Wherever a line below holds the word "events", copy that line.

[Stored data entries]
----------

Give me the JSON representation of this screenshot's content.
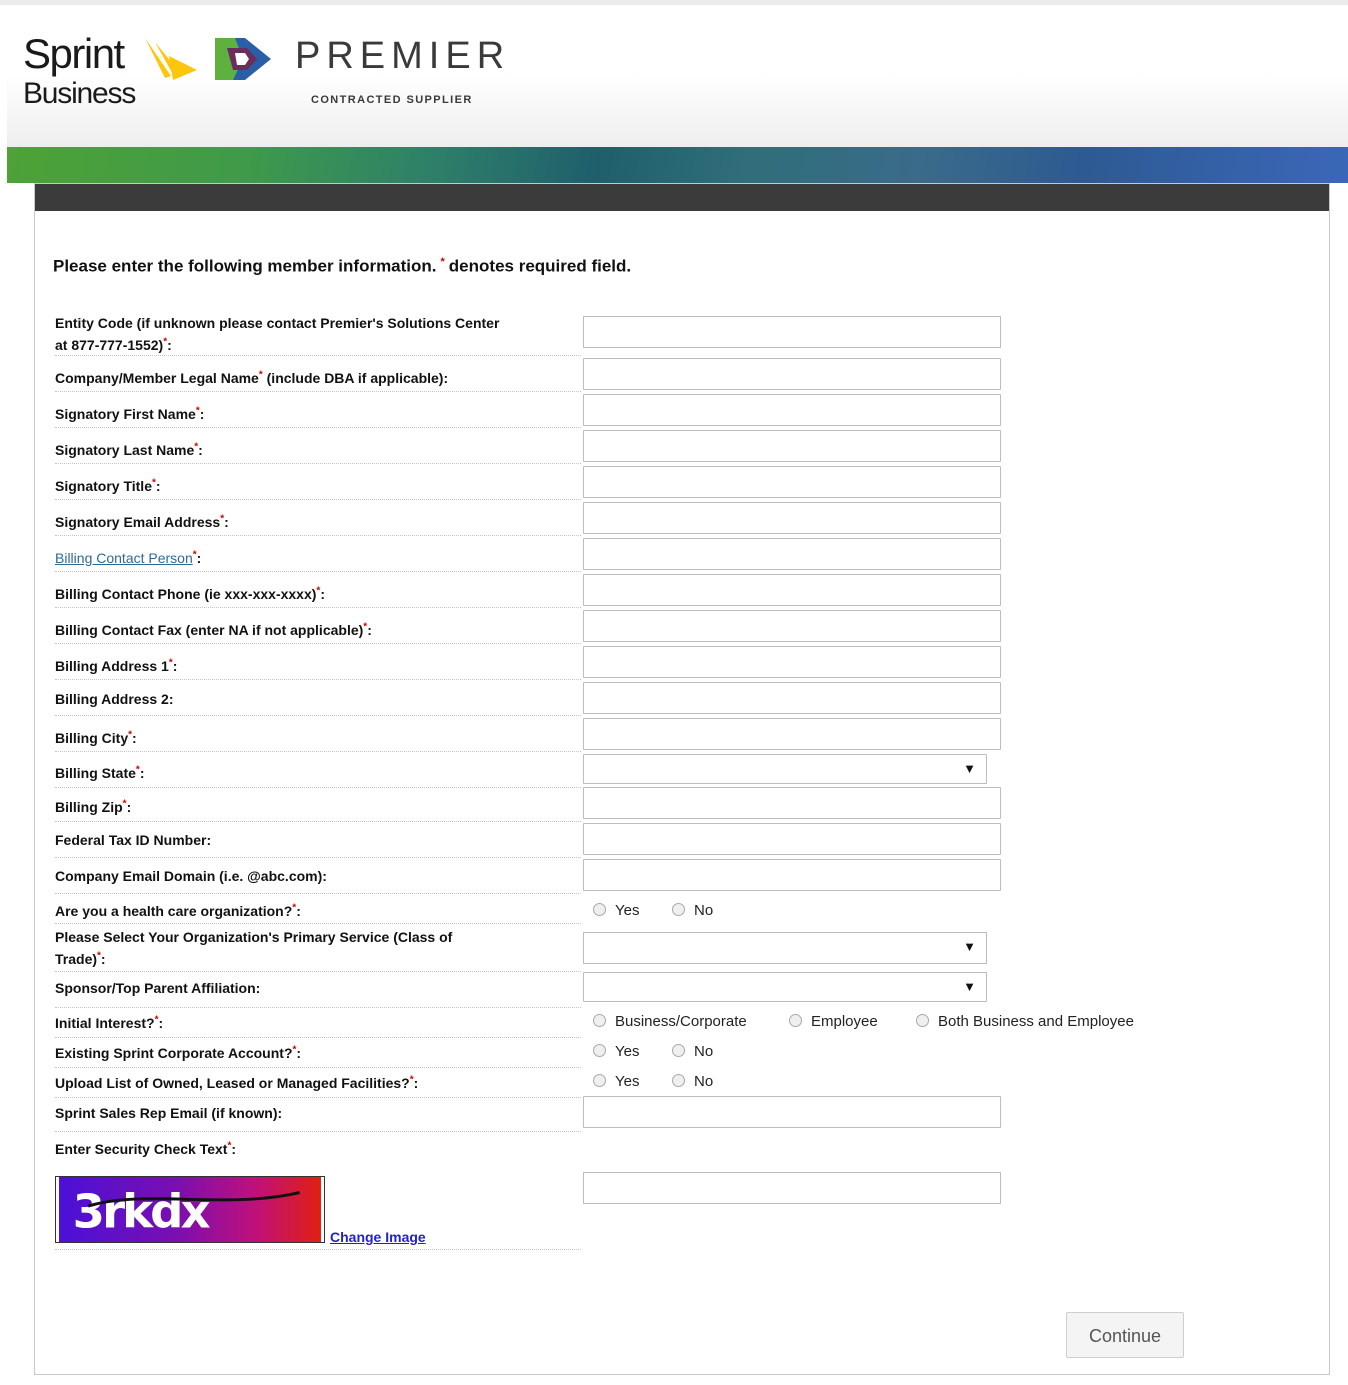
{
  "header": {
    "sprint_word": "Sprint",
    "business_word": "Business",
    "premier_word": "PREMIER",
    "premier_sub": "CONTRACTED SUPPLIER"
  },
  "colors": {
    "sprint_yellow": "#fcc70a",
    "premier_green": "#5fb13f",
    "premier_blue": "#2a5fa8",
    "premier_purple": "#6b2d5c",
    "required_star": "#cc0000",
    "link_blue": "#2d6a96"
  },
  "intro": {
    "before": "Please enter the following member information.",
    "star": "*",
    "after": "denotes required field."
  },
  "form": {
    "entity_code_1": "Entity Code (if unknown please contact Premier's Solutions Center",
    "entity_code_2": "at 877-777-1552)",
    "company_name_a": "Company/Member Legal Name",
    "company_name_b": " (include DBA if applicable):",
    "signatory_first": "Signatory First Name",
    "signatory_last": "Signatory Last Name",
    "signatory_title": "Signatory Title",
    "signatory_email": "Signatory Email Address",
    "billing_contact_person": "Billing Contact Person",
    "billing_contact_phone": "Billing Contact Phone (ie xxx-xxx-xxxx)",
    "billing_contact_fax": "Billing Contact Fax (enter NA if not applicable)",
    "billing_address_1": "Billing Address 1",
    "billing_address_2": "Billing Address 2:",
    "billing_city": "Billing City",
    "billing_state": "Billing State",
    "billing_zip": "Billing Zip",
    "federal_tax_id": "Federal Tax ID Number:",
    "company_email_domain": "Company Email Domain (i.e. @abc.com):",
    "health_care": "Are you a health care organization?",
    "primary_service_1": "Please Select Your Organization's Primary Service (Class of",
    "primary_service_2": "Trade)",
    "sponsor": "Sponsor/Top Parent Affiliation:",
    "initial_interest": "Initial Interest?",
    "existing_account": "Existing Sprint Corporate Account?",
    "upload_list": "Upload List of Owned, Leased or Managed Facilities?",
    "sales_rep_email": "Sprint Sales Rep Email (if known):",
    "security_check": "Enter Security Check Text",
    "req_star": "*",
    "colon": ":"
  },
  "options": {
    "yes": "Yes",
    "no": "No",
    "business_corporate": "Business/Corporate",
    "employee": "Employee",
    "both": "Both Business and Employee"
  },
  "captcha": {
    "text": "3rkdx",
    "change_image": "Change Image"
  },
  "buttons": {
    "continue": "Continue"
  },
  "select_arrow": "▼"
}
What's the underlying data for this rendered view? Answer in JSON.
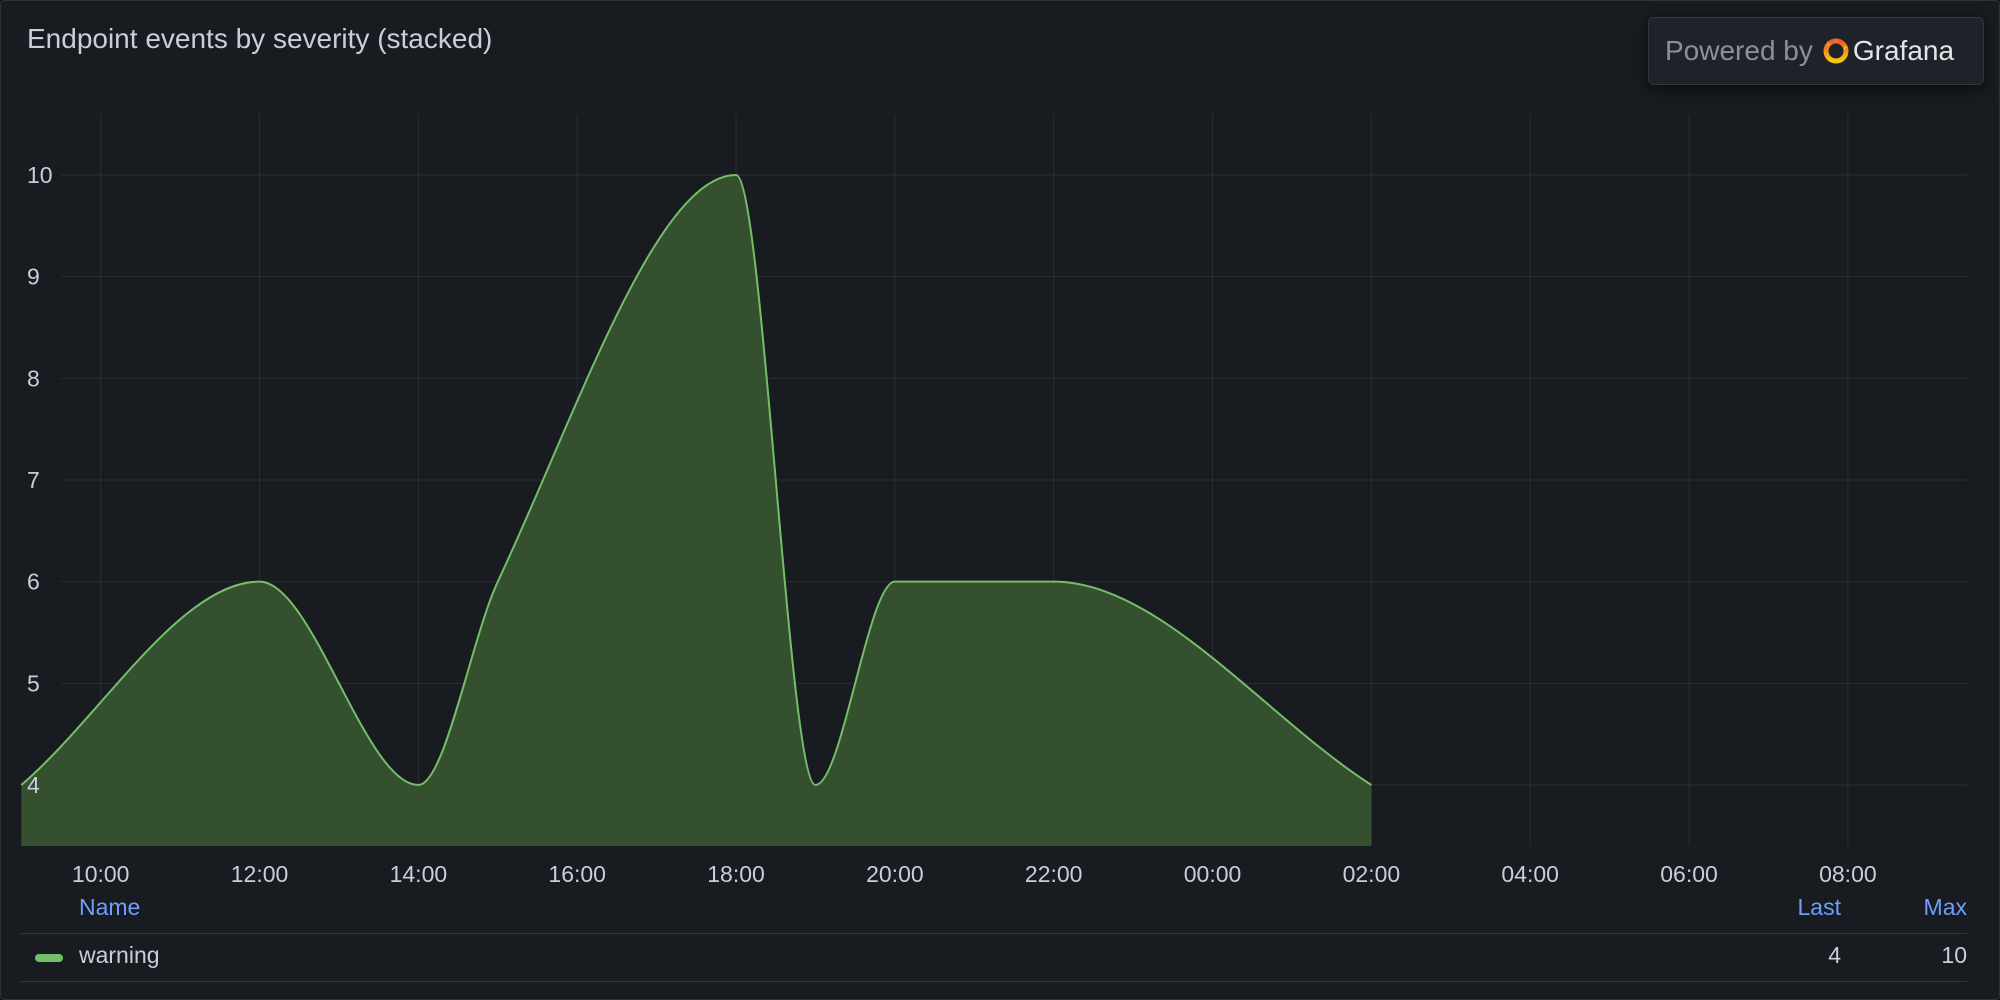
{
  "panel": {
    "title": "Endpoint events by severity (stacked)"
  },
  "badge": {
    "powered_label": "Powered by",
    "brand": "Grafana",
    "logo_icon": "grafana-logo-icon"
  },
  "colors": {
    "series_line": "#73bf69",
    "series_fill": "#34502f",
    "grid": "#2a2d33"
  },
  "chart_data": {
    "type": "area",
    "title": "Endpoint events by severity (stacked)",
    "xlabel": "",
    "ylabel": "",
    "stacked": true,
    "ylim": [
      3.4,
      10.6
    ],
    "yticks": [
      4,
      5,
      6,
      7,
      8,
      9,
      10
    ],
    "x_range_hours": [
      9.5,
      33.5
    ],
    "xticks": [
      {
        "label": "10:00",
        "hour": 10
      },
      {
        "label": "12:00",
        "hour": 12
      },
      {
        "label": "14:00",
        "hour": 14
      },
      {
        "label": "16:00",
        "hour": 16
      },
      {
        "label": "18:00",
        "hour": 18
      },
      {
        "label": "20:00",
        "hour": 20
      },
      {
        "label": "22:00",
        "hour": 22
      },
      {
        "label": "00:00",
        "hour": 24
      },
      {
        "label": "02:00",
        "hour": 26
      },
      {
        "label": "04:00",
        "hour": 28
      },
      {
        "label": "06:00",
        "hour": 30
      },
      {
        "label": "08:00",
        "hour": 32
      }
    ],
    "series": [
      {
        "name": "warning",
        "color": "#73bf69",
        "x": [
          "09:00",
          "12:00",
          "14:00",
          "15:00",
          "18:00",
          "19:00",
          "20:00",
          "22:00",
          "02:00"
        ],
        "x_hours": [
          9,
          12,
          14,
          15,
          18,
          19,
          20,
          22,
          26
        ],
        "values": [
          4,
          6,
          4,
          6,
          10,
          4,
          6,
          6,
          4
        ]
      }
    ],
    "legend": {
      "placement": "bottom",
      "columns": [
        "Name",
        "Last",
        "Max"
      ],
      "rows": [
        {
          "name": "warning",
          "last": "4",
          "max": "10"
        }
      ]
    }
  }
}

----------

__Full solution__.
    "title": "Endpoint events by severity (stacked)"
    "title": "Endpoint events by severity (stacked)",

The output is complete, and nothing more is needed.